▶ DIRECTION:
Write out the records again, switching every "race-title" to "race-heading" and changing nothing else. Omit the pictures.

(Element and coordinate records)
_ _ _ _ _
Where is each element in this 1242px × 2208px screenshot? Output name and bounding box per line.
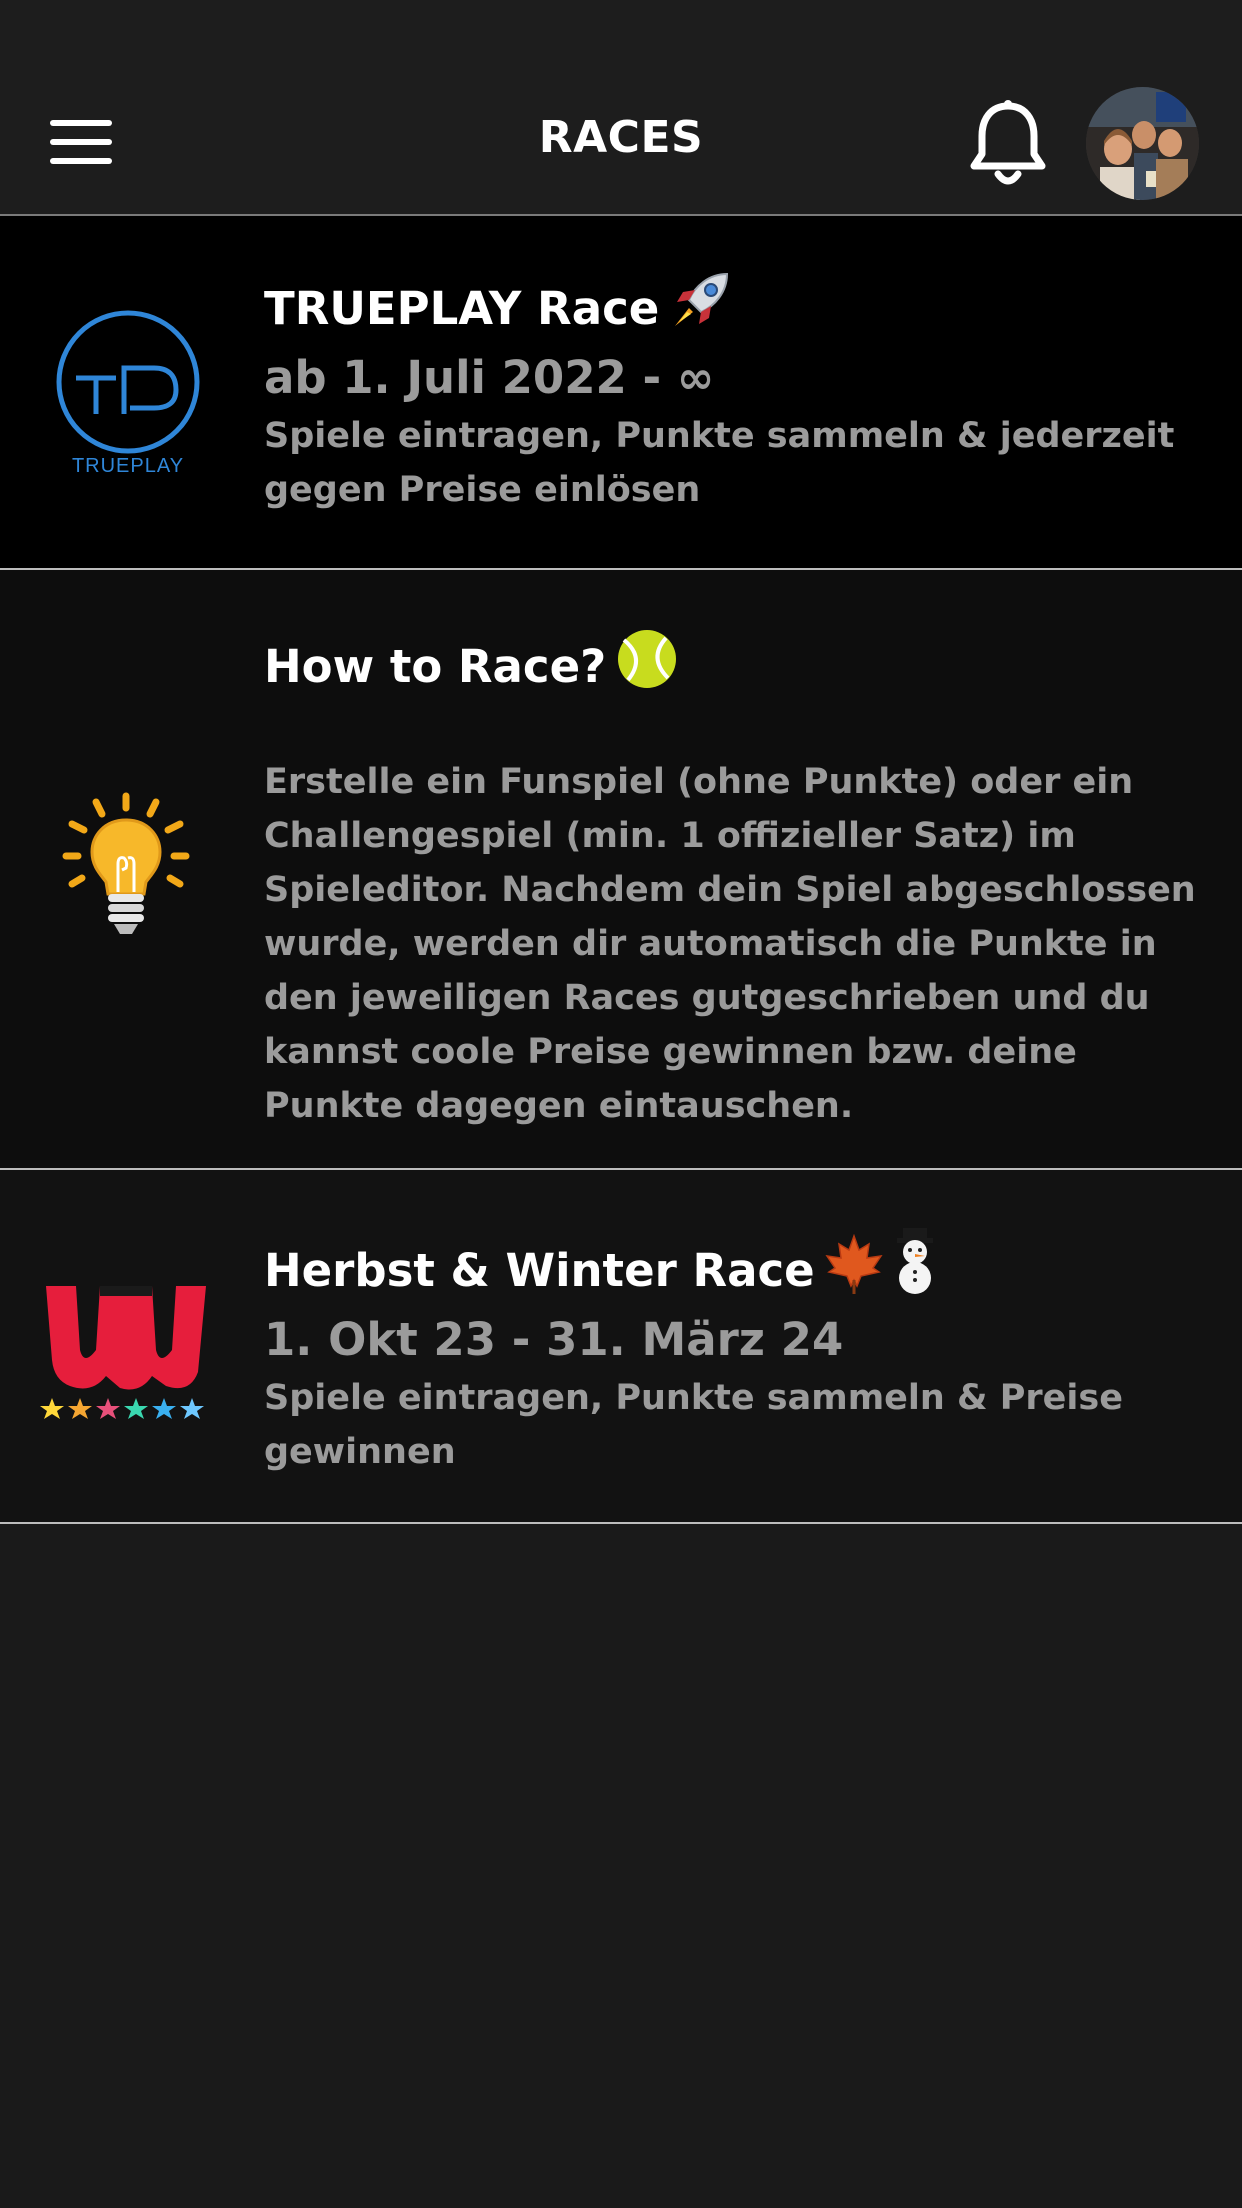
top-app-bar: RACES bbox=[0, 0, 1242, 216]
snowman-icon bbox=[887, 1228, 943, 1309]
rocket-icon bbox=[669, 268, 733, 347]
race-date-range: ab 1. Juli 2022 - ∞ bbox=[264, 351, 715, 404]
trueplay-logo: TRUEPLAY bbox=[46, 308, 210, 478]
page-title: RACES bbox=[538, 112, 704, 163]
race-title: TRUEPLAY Race bbox=[264, 268, 1214, 347]
race-card-text: TRUEPLAY Race ab 1. Juli 2022 - ∞ Spiele… bbox=[264, 268, 1214, 517]
stars-icon bbox=[40, 1398, 204, 1419]
race-card-how-to[interactable]: How to Race? Erstelle ein Funspiel (ohne… bbox=[0, 570, 1242, 1170]
tennis-ball-icon bbox=[616, 628, 678, 705]
lightbulb-icon bbox=[62, 792, 190, 942]
race-card-text: Herbst & Winter Race 1. Okt 23 - 31. Mär… bbox=[264, 1228, 1214, 1479]
race-card-trueplay[interactable]: TRUEPLAY TRUEPLAY Race ab 1. Juli 2022 -… bbox=[0, 216, 1242, 570]
race-description: Spiele eintragen, Punkte sammeln & Preis… bbox=[264, 1378, 1123, 1472]
bell-icon[interactable] bbox=[966, 98, 1050, 188]
user-avatar[interactable] bbox=[1086, 87, 1199, 200]
race-title: How to Race? bbox=[264, 628, 1214, 705]
race-description: Spiele eintragen, Punkte sammeln & jeder… bbox=[264, 416, 1175, 510]
maple-leaf-icon bbox=[825, 1233, 883, 1309]
wilson-logo bbox=[40, 1276, 212, 1426]
race-card-herbst-winter[interactable]: Herbst & Winter Race 1. Okt 23 - 31. Mär… bbox=[0, 1170, 1242, 1524]
race-description: Erstelle ein Funspiel (ohne Punkte) oder… bbox=[264, 762, 1196, 1126]
race-date-range: 1. Okt 23 - 31. März 24 bbox=[264, 1313, 844, 1366]
trueplay-logo-text: TRUEPLAY bbox=[72, 455, 184, 477]
races-screen: RACES TRUEPLAY TRUEPLAY Race ab 1. Juli … bbox=[0, 0, 1242, 2208]
race-title: Herbst & Winter Race bbox=[264, 1228, 1214, 1309]
race-card-text: How to Race? Erstelle ein Funspiel (ohne… bbox=[264, 628, 1214, 1133]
_ _ _ _ _
▶ ANSWER:
Where is each element in this 1242px × 2208px screenshot? Output name and bounding box per line.
top-app-bar: RACES bbox=[0, 0, 1242, 216]
snowman-icon bbox=[887, 1228, 943, 1309]
rocket-icon bbox=[669, 268, 733, 347]
race-date-range: ab 1. Juli 2022 - ∞ bbox=[264, 351, 715, 404]
trueplay-logo: TRUEPLAY bbox=[46, 308, 210, 478]
page-title: RACES bbox=[538, 112, 704, 163]
race-heading: TRUEPLAY Race bbox=[264, 268, 1214, 347]
race-card-text: TRUEPLAY Race ab 1. Juli 2022 - ∞ Spiele… bbox=[264, 268, 1214, 517]
stars-icon bbox=[40, 1398, 204, 1419]
race-card-how-to[interactable]: How to Race? Erstelle ein Funspiel (ohne… bbox=[0, 570, 1242, 1170]
tennis-ball-icon bbox=[616, 628, 678, 705]
lightbulb-icon bbox=[62, 792, 190, 942]
race-card-text: Herbst & Winter Race 1. Okt 23 - 31. Mär… bbox=[264, 1228, 1214, 1479]
race-card-trueplay[interactable]: TRUEPLAY TRUEPLAY Race ab 1. Juli 2022 -… bbox=[0, 216, 1242, 570]
race-description: Spiele eintragen, Punkte sammeln & Preis… bbox=[264, 1378, 1123, 1472]
bell-icon[interactable] bbox=[966, 98, 1050, 188]
user-avatar[interactable] bbox=[1086, 87, 1199, 200]
race-heading: How to Race? bbox=[264, 628, 1214, 705]
race-description: Spiele eintragen, Punkte sammeln & jeder… bbox=[264, 416, 1175, 510]
maple-leaf-icon bbox=[825, 1233, 883, 1309]
wilson-logo bbox=[40, 1276, 212, 1426]
race-card-herbst-winter[interactable]: Herbst & Winter Race 1. Okt 23 - 31. Mär… bbox=[0, 1170, 1242, 1524]
race-description: Erstelle ein Funspiel (ohne Punkte) oder… bbox=[264, 762, 1196, 1126]
race-date-range: 1. Okt 23 - 31. März 24 bbox=[264, 1313, 844, 1366]
trueplay-logo-text: TRUEPLAY bbox=[72, 455, 184, 477]
races-screen: RACES TRUEPLAY TRUEPLAY Race ab 1. Juli … bbox=[0, 0, 1242, 2208]
race-heading: Herbst & Winter Race bbox=[264, 1228, 1214, 1309]
race-card-text: How to Race? Erstelle ein Funspiel (ohne… bbox=[264, 628, 1214, 1133]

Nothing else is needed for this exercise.